> [Excerpted passage]:

++++

At The Battalion, our writers and columnists are required to maintain a Twitter account to hold them accountable to the public and encourage interaction with the community. Thanks to this policy, our desk members received an abundance of encouraging comments and constructive criticism last year. Unfortunately, all of these positive results have come at a high cost: browsing Twitter.
So without further ado: the opinion staff’s picks for the worst tweets of 2022:
Opinion Editor Caleb Elizondo, @CalebElizondo7 —
Have you ever wondered what would happen if you fed an AI chatbot a nonstop stream of Fox News content and then gave it a Twitter account? Or perhaps forced a Tucker Carlson monologue through a game of telephone and several rounds of Google Translate? To the curious reader, I humbly present Representative Clay Higgins.
While most of Higgins’ feed is fairly predictable, a long scroll will inevitably yield a nugget of comedy gold. Woke sky? Non-binary fuss? Intercontinental ballistic tweets? How could I not select this as the worst tweet of 2022?

++++

> [Information given]:
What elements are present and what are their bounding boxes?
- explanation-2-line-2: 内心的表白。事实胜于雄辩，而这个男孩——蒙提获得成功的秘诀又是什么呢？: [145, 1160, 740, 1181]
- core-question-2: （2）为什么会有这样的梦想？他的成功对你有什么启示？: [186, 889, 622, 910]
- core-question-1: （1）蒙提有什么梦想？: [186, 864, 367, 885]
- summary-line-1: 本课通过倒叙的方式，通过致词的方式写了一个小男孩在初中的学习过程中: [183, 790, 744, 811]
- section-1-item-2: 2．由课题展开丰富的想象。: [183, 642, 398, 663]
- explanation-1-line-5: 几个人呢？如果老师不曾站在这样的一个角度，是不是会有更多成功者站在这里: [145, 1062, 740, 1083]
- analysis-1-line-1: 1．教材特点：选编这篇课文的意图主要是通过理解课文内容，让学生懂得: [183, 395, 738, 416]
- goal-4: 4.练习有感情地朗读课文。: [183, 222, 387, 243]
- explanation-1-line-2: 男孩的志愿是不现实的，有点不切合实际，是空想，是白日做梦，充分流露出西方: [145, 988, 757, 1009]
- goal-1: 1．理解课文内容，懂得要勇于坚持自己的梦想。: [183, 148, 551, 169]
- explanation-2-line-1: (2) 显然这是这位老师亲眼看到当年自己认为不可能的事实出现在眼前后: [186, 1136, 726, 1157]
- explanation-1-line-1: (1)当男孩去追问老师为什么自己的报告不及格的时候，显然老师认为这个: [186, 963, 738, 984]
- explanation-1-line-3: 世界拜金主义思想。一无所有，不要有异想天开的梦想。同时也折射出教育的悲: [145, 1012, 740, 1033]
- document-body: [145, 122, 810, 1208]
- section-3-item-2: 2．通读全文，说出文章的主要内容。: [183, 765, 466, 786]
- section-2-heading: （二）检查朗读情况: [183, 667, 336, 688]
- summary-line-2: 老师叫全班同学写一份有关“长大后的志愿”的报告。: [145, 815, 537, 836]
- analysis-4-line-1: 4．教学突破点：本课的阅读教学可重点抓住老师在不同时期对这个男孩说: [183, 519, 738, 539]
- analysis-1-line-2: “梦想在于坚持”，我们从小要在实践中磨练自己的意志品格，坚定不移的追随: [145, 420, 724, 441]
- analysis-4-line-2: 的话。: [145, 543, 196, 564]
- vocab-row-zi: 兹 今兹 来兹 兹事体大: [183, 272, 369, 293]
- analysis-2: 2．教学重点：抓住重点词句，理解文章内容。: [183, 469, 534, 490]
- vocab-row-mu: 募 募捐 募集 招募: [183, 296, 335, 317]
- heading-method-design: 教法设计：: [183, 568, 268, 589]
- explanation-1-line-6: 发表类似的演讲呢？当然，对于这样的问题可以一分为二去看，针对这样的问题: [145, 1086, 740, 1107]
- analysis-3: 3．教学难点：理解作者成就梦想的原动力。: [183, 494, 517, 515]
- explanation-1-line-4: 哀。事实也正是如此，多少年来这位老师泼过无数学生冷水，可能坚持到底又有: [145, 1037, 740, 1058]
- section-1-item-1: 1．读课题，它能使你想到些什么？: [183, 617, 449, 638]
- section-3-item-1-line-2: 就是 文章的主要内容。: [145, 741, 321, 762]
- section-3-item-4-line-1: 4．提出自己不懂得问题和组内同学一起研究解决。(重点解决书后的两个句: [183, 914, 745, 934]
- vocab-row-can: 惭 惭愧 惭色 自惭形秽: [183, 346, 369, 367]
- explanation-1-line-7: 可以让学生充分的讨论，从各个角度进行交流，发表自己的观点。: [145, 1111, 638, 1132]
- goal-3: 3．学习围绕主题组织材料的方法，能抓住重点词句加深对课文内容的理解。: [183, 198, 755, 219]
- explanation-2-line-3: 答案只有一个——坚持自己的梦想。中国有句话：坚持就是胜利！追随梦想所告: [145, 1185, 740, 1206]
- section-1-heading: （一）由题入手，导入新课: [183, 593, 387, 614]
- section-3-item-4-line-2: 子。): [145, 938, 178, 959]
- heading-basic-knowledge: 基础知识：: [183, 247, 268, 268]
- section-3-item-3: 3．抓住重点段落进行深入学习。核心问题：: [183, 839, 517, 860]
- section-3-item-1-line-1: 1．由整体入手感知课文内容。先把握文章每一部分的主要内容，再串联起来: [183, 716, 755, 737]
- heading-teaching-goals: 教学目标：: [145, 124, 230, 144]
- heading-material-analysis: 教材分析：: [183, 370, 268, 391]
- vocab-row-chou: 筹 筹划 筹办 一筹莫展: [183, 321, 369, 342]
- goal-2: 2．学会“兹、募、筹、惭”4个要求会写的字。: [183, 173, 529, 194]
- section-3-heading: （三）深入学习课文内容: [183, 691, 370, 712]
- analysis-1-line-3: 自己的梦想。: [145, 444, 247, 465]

++++

> [Required action 1]: Could you duplicate, word for word, the part of the worst-tweets article that opens with the words containing "So without further" and closes with "tweet of 2022?"?
> [Required action 2]: Can you rewrite the paragraph of the worst-tweets article beginning "At The Battalion, our writers and columnists" in fewer words, keeping its main facts?
> [Required action 3]:
Answer these questions from the worst-tweets article:
(a) What kind of account must The Battalion's writers and columnists maintain?
(b) Who is listed as Opinion Editor?
(c) Whom does the Opinion Editor present to the curious reader?

> [Task output 1]:
So without further ado: the opinion staff’s picks for the worst tweets of 2022:
Opinion Editor Caleb Elizondo, @CalebElizondo7 —
Have you ever wondered what would happen if you fed an AI chatbot a nonstop stream of Fox News content and then gave it a Twitter account? Or perhaps forced a Tucker Carlson monologue through a game of telephone and several rounds of Google Translate? To the curious reader, I humbly present Representative Clay Higgins.
While most of Higgins’ feed is fairly predictable, a long scroll will inevitably yield a nugget of comedy gold. Woke sky? Non-binary fuss? Intercontinental ballistic tweets? How could I not select this as the worst tweet of 2022?

> [Task output 2]: The Battalion requires its writers and columnists to keep a Twitter account so they stay accountable to the public and interact with the community. Last year this policy brought desk members many encouraging comments and constructive criticism, but the price was having to browse Twitter.

> [Task output 3]:
(a) A Twitter account.
(b) Caleb Elizondo.
(c) Representative Clay Higgins.